- EXERCISE INPUTS:
"""
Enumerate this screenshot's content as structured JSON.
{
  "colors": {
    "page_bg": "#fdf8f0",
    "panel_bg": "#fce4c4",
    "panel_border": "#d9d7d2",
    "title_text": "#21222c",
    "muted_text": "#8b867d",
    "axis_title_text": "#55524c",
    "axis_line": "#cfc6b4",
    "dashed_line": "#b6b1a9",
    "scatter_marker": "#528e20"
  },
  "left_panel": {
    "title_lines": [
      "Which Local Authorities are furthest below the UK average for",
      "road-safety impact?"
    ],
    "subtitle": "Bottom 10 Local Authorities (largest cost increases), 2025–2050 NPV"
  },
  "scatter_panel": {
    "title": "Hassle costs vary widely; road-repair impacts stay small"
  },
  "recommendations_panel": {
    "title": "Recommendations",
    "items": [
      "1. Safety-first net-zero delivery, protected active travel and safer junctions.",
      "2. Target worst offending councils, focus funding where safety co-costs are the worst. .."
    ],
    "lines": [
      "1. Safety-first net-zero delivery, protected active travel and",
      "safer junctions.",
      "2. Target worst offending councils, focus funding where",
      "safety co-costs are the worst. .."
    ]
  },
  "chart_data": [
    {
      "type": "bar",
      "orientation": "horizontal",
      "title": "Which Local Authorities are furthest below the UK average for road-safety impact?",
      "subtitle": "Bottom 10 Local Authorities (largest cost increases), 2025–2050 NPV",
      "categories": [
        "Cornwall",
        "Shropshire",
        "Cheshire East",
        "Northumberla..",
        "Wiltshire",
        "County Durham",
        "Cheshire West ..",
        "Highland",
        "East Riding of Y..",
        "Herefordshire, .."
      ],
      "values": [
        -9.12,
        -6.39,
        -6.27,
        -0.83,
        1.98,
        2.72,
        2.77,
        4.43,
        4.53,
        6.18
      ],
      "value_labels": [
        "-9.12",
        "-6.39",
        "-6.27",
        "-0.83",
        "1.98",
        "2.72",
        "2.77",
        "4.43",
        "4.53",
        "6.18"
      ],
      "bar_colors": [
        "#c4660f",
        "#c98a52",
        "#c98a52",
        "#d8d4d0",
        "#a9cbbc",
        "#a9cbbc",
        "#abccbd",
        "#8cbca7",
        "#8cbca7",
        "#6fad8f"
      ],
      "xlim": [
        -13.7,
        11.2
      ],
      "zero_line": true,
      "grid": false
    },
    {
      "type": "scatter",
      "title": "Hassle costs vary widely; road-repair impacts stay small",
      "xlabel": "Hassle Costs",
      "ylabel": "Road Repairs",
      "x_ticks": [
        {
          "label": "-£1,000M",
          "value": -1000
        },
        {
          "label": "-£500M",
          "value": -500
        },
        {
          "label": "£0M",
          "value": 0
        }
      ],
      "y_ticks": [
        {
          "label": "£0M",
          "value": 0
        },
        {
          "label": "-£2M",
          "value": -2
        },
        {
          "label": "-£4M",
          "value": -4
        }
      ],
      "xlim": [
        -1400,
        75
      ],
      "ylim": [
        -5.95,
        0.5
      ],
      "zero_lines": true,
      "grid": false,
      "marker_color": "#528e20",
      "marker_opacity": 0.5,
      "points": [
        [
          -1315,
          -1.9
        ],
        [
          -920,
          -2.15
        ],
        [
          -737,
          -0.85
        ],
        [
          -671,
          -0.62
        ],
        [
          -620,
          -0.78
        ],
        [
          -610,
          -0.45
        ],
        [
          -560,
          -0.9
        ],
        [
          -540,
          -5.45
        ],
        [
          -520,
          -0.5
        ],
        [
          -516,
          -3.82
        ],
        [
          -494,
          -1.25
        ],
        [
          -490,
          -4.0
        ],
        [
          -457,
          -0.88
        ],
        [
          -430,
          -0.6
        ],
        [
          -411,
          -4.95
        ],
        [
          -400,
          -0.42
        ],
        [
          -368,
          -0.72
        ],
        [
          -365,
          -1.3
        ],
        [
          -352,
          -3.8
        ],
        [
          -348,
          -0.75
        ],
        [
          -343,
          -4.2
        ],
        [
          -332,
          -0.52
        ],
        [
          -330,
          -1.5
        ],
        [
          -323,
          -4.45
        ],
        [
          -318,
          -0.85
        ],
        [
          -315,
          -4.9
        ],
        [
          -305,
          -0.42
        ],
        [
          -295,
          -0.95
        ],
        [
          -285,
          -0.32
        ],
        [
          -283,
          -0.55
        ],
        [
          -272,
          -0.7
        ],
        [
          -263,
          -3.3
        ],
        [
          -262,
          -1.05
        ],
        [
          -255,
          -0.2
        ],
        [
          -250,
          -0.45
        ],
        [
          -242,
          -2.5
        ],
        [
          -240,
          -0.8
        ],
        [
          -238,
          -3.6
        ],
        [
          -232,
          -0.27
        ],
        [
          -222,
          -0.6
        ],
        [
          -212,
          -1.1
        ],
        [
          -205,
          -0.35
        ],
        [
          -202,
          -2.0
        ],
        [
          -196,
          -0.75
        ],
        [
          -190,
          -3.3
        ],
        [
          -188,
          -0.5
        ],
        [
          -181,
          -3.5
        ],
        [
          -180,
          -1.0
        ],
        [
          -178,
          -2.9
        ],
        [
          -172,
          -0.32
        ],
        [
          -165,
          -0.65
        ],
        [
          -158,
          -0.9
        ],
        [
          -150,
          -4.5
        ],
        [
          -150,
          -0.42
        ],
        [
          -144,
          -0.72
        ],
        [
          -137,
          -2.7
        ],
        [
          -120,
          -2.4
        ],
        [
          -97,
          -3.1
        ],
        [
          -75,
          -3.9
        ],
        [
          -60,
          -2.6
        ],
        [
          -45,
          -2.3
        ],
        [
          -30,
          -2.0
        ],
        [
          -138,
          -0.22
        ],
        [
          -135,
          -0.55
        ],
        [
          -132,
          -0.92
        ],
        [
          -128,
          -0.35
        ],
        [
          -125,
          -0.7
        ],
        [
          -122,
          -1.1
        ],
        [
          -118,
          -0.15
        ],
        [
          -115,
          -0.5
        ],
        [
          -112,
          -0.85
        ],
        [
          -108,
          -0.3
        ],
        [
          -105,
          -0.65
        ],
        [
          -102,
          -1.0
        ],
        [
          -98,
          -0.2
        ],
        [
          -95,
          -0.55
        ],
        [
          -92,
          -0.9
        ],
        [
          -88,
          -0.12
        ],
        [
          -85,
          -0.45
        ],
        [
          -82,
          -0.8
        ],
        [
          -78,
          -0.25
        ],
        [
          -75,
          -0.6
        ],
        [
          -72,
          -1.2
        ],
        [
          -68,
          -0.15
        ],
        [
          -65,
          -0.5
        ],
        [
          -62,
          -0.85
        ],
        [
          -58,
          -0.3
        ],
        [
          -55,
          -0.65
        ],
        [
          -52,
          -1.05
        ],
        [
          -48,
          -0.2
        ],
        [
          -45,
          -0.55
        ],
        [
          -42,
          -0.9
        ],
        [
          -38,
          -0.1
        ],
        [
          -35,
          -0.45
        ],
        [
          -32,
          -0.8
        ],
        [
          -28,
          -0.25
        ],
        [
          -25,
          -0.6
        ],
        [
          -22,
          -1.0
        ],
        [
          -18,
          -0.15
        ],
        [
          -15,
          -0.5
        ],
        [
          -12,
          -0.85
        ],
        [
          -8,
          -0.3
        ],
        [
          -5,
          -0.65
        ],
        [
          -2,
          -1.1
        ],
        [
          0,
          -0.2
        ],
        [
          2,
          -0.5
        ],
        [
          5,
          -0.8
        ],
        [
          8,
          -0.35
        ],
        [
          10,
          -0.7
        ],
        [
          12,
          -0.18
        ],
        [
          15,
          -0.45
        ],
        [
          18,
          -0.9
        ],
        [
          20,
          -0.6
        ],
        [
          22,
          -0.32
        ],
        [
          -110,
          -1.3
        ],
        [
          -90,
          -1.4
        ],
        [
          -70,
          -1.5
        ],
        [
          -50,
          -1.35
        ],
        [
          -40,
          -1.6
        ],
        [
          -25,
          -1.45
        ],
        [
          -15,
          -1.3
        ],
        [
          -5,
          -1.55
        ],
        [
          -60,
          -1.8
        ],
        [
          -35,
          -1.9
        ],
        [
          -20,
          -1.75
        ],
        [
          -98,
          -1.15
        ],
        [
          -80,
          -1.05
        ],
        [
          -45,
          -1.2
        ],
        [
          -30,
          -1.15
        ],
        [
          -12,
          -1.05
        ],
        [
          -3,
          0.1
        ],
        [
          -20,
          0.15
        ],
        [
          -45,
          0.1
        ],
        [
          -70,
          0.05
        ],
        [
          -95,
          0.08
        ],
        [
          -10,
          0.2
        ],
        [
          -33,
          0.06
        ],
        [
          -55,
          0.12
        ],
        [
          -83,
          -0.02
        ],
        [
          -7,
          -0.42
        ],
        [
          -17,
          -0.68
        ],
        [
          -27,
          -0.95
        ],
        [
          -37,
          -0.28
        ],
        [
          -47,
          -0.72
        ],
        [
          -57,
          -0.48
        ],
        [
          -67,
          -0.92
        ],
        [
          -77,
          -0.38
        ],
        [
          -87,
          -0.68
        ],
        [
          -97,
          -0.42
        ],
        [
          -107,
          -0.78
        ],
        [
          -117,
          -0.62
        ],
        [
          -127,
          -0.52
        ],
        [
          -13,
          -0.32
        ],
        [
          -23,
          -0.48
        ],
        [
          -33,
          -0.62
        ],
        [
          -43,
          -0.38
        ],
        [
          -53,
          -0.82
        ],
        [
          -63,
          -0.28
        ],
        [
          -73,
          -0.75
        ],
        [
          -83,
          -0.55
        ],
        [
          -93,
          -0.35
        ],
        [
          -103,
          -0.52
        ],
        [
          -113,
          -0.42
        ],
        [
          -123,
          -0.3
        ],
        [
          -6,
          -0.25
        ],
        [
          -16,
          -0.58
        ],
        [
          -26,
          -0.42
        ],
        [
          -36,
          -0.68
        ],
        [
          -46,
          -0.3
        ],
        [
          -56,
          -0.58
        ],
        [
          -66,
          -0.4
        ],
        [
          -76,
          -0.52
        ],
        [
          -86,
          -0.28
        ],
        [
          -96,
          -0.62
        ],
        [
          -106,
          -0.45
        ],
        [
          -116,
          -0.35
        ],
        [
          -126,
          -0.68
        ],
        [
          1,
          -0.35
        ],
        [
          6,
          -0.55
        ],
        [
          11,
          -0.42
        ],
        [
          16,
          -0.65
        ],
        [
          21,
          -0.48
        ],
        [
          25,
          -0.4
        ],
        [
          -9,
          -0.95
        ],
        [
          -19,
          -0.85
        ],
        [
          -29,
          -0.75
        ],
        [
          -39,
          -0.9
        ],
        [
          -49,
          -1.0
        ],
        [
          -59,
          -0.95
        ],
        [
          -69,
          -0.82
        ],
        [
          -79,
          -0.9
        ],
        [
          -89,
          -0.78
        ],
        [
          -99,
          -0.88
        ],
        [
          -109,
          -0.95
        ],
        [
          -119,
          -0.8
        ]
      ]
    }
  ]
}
"""
- THE PROBLEM:
Go through the listing above and list every line that has the word "junctions".

- SOLUTION FOR THIS PROBLEM:
      "1. Safety-first net-zero delivery, protected active travel and safer junctions.",
      "safer junctions.",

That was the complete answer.